** START PROVIDED INFORMATION **

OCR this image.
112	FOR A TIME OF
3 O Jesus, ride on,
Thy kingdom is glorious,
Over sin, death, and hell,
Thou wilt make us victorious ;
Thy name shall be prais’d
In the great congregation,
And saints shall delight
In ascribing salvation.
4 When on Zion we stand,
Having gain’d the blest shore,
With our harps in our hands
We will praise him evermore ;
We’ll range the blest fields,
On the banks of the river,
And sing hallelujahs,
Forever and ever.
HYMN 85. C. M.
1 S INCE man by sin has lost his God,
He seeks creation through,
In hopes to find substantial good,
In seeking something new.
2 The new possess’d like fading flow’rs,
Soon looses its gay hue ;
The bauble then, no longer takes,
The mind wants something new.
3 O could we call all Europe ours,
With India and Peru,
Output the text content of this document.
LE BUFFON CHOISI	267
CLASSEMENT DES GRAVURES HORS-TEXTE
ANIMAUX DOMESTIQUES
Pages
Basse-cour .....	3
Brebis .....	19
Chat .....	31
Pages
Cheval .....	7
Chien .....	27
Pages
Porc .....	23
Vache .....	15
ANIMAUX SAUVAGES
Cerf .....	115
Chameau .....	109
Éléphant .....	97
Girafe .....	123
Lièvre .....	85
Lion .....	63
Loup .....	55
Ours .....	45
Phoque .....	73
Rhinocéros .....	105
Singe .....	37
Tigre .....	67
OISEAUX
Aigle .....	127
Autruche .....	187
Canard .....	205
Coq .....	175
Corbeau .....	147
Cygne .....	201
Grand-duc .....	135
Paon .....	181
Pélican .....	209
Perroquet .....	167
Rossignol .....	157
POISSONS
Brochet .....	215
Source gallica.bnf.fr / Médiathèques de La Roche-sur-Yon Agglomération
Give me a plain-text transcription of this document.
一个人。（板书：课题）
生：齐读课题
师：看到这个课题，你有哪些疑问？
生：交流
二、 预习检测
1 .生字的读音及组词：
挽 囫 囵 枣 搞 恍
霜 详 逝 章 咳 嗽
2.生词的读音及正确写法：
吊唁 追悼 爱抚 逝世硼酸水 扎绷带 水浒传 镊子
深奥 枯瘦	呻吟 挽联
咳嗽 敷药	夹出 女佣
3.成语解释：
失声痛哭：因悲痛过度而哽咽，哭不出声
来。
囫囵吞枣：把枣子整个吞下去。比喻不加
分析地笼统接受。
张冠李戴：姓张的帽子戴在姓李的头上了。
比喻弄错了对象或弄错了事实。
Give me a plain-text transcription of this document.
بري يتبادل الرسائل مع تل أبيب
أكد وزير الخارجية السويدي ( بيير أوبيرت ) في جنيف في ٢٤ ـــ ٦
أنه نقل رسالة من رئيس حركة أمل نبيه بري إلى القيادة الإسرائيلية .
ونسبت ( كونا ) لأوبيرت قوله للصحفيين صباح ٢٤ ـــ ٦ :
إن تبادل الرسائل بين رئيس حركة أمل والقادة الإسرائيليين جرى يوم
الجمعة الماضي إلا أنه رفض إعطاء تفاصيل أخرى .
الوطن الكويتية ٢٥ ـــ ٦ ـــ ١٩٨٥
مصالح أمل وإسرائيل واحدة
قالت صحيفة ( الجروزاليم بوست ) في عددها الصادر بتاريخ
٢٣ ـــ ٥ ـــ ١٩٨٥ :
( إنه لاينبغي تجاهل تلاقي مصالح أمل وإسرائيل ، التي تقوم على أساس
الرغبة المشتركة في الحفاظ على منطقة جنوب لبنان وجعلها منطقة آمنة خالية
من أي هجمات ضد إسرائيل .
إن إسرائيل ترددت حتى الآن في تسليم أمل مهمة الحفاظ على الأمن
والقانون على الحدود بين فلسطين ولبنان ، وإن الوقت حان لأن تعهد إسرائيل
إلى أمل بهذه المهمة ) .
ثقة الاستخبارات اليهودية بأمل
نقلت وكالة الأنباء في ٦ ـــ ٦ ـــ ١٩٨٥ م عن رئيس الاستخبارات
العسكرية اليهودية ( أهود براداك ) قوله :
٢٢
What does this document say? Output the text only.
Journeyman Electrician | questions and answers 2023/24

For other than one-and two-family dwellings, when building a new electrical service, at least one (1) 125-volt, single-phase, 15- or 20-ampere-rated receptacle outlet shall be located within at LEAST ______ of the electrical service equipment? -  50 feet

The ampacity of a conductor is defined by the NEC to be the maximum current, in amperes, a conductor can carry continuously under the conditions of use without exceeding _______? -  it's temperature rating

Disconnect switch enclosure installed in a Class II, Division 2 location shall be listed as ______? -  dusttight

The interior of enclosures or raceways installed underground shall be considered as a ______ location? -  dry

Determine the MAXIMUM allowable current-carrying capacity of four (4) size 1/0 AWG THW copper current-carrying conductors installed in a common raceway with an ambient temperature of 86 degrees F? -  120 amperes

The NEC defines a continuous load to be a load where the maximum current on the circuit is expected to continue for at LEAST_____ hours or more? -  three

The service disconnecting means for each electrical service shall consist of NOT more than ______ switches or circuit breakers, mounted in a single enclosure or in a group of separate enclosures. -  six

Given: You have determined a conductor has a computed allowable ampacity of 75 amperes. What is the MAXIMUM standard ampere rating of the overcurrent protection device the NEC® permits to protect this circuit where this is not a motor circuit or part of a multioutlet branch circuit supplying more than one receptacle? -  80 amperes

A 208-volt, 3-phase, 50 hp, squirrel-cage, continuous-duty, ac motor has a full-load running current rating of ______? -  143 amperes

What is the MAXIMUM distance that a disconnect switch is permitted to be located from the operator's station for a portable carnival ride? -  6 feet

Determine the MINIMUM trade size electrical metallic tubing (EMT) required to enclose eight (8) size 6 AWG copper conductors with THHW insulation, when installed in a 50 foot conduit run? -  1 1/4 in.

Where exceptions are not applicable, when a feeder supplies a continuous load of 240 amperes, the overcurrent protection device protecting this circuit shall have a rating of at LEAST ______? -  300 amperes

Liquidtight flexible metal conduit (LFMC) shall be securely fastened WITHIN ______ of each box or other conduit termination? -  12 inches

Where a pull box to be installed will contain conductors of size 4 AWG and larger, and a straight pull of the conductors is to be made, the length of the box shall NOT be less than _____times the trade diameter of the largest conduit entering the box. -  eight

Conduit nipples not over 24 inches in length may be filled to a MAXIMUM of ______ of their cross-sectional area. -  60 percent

** END PROVIDED INFORMATION **

- **REQUIRED WORK**: Give back the whole listing exactly as it reads.

- **WRITTEN SOLUTION**:
OCR this image.
112	FOR A TIME OF
3 O Jesus, ride on,
Thy kingdom is glorious,
Over sin, death, and hell,
Thou wilt make us victorious ;
Thy name shall be prais’d
In the great congregation,
And saints shall delight
In ascribing salvation.
4 When on Zion we stand,
Having gain’d the blest shore,
With our harps in our hands
We will praise him evermore ;
We’ll range the blest fields,
On the banks of the river,
And sing hallelujahs,
Forever and ever.
HYMN 85. C. M.
1 S INCE man by sin has lost his God,
He seeks creation through,
In hopes to find substantial good,
In seeking something new.
2 The new possess’d like fading flow’rs,
Soon looses its gay hue ;
The bauble then, no longer takes,
The mind wants something new.
3 O could we call all Europe ours,
With India and Peru,
Output the text content of this document.
LE BUFFON CHOISI	267
CLASSEMENT DES GRAVURES HORS-TEXTE
ANIMAUX DOMESTIQUES
Pages
Basse-cour .....	3
Brebis .....	19
Chat .....	31
Pages
Cheval .....	7
Chien .....	27
Pages
Porc .....	23
Vache .....	15
ANIMAUX SAUVAGES
Cerf .....	115
Chameau .....	109
Éléphant .....	97
Girafe .....	123
Lièvre .....	85
Lion .....	63
Loup .....	55
Ours .....	45
Phoque .....	73
Rhinocéros .....	105
Singe .....	37
Tigre .....	67
OISEAUX
Aigle .....	127
Autruche .....	187
Canard .....	205
Coq .....	175
Corbeau .....	147
Cygne .....	201
Grand-duc .....	135
Paon .....	181
Pélican .....	209
Perroquet .....	167
Rossignol .....	157
POISSONS
Brochet .....	215
Source gallica.bnf.fr / Médiathèques de La Roche-sur-Yon Agglomération
Give me a plain-text transcription of this document.
一个人。（板书：课题）
生：齐读课题
师：看到这个课题，你有哪些疑问？
生：交流
二、 预习检测
1 .生字的读音及组词：
挽 囫 囵 枣 搞 恍
霜 详 逝 章 咳 嗽
2.生词的读音及正确写法：
吊唁 追悼 爱抚 逝世硼酸水 扎绷带 水浒传 镊子
深奥 枯瘦	呻吟 挽联
咳嗽 敷药	夹出 女佣
3.成语解释：
失声痛哭：因悲痛过度而哽咽，哭不出声
来。
囫囵吞枣：把枣子整个吞下去。比喻不加
分析地笼统接受。
张冠李戴：姓张的帽子戴在姓李的头上了。
比喻弄错了对象或弄错了事实。
Give me a plain-text transcription of this document.
بري يتبادل الرسائل مع تل أبيب
أكد وزير الخارجية السويدي ( بيير أوبيرت ) في جنيف في ٢٤ ـــ ٦
أنه نقل رسالة من رئيس حركة أمل نبيه بري إلى القيادة الإسرائيلية .
ونسبت ( كونا ) لأوبيرت قوله للصحفيين صباح ٢٤ ـــ ٦ :
إن تبادل الرسائل بين رئيس حركة أمل والقادة الإسرائيليين جرى يوم
الجمعة الماضي إلا أنه رفض إعطاء تفاصيل أخرى .
الوطن الكويتية ٢٥ ـــ ٦ ـــ ١٩٨٥
مصالح أمل وإسرائيل واحدة
قالت صحيفة ( الجروزاليم بوست ) في عددها الصادر بتاريخ
٢٣ ـــ ٥ ـــ ١٩٨٥ :
( إنه لاينبغي تجاهل تلاقي مصالح أمل وإسرائيل ، التي تقوم على أساس
الرغبة المشتركة في الحفاظ على منطقة جنوب لبنان وجعلها منطقة آمنة خالية
من أي هجمات ضد إسرائيل .
إن إسرائيل ترددت حتى الآن في تسليم أمل مهمة الحفاظ على الأمن
والقانون على الحدود بين فلسطين ولبنان ، وإن الوقت حان لأن تعهد إسرائيل
إلى أمل بهذه المهمة ) .
ثقة الاستخبارات اليهودية بأمل
نقلت وكالة الأنباء في ٦ ـــ ٦ ـــ ١٩٨٥ م عن رئيس الاستخبارات
العسكرية اليهودية ( أهود براداك ) قوله :
٢٢
What does this document say? Output the text only.
Journeyman Electrician | questions and answers 2023/24

For other than one-and two-family dwellings, when building a new electrical service, at least one (1) 125-volt, single-phase, 15- or 20-ampere-rated receptacle outlet shall be located within at LEAST ______ of the electrical service equipment? -  50 feet

The ampacity of a conductor is defined by the NEC to be the maximum current, in amperes, a conductor can carry continuously under the conditions of use without exceeding _______? -  it's temperature rating

Disconnect switch enclosure installed in a Class II, Division 2 location shall be listed as ______? -  dusttight

The interior of enclosures or raceways installed underground shall be considered as a ______ location? -  dry

Determine the MAXIMUM allowable current-carrying capacity of four (4) size 1/0 AWG THW copper current-carrying conductors installed in a common raceway with an ambient temperature of 86 degrees F? -  120 amperes

The NEC defines a continuous load to be a load where the maximum current on the circuit is expected to continue for at LEAST_____ hours or more? -  three

The service disconnecting means for each electrical service shall consist of NOT more than ______ switches or circuit breakers, mounted in a single enclosure or in a group of separate enclosures. -  six

Given: You have determined a conductor has a computed allowable ampacity of 75 amperes. What is the MAXIMUM standard ampere rating of the overcurrent protection device the NEC® permits to protect this circuit where this is not a motor circuit or part of a multioutlet branch circuit supplying more than one receptacle? -  80 amperes

A 208-volt, 3-phase, 50 hp, squirrel-cage, continuous-duty, ac motor has a full-load running current rating of ______? -  143 amperes

What is the MAXIMUM distance that a disconnect switch is permitted to be located from the operator's station for a portable carnival ride? -  6 feet

Determine the MINIMUM trade size electrical metallic tubing (EMT) required to enclose eight (8) size 6 AWG copper conductors with THHW insulation, when installed in a 50 foot conduit run? -  1 1/4 in.

Where exceptions are not applicable, when a feeder supplies a continuous load of 240 amperes, the overcurrent protection device protecting this circuit shall have a rating of at LEAST ______? -  300 amperes

Liquidtight flexible metal conduit (LFMC) shall be securely fastened WITHIN ______ of each box or other conduit termination? -  12 inches

Where a pull box to be installed will contain conductors of size 4 AWG and larger, and a straight pull of the conductors is to be made, the length of the box shall NOT be less than _____times the trade diameter of the largest conduit entering the box. -  eight

Conduit nipples not over 24 inches in length may be filled to a MAXIMUM of ______ of their cross-sectional area. -  60 percent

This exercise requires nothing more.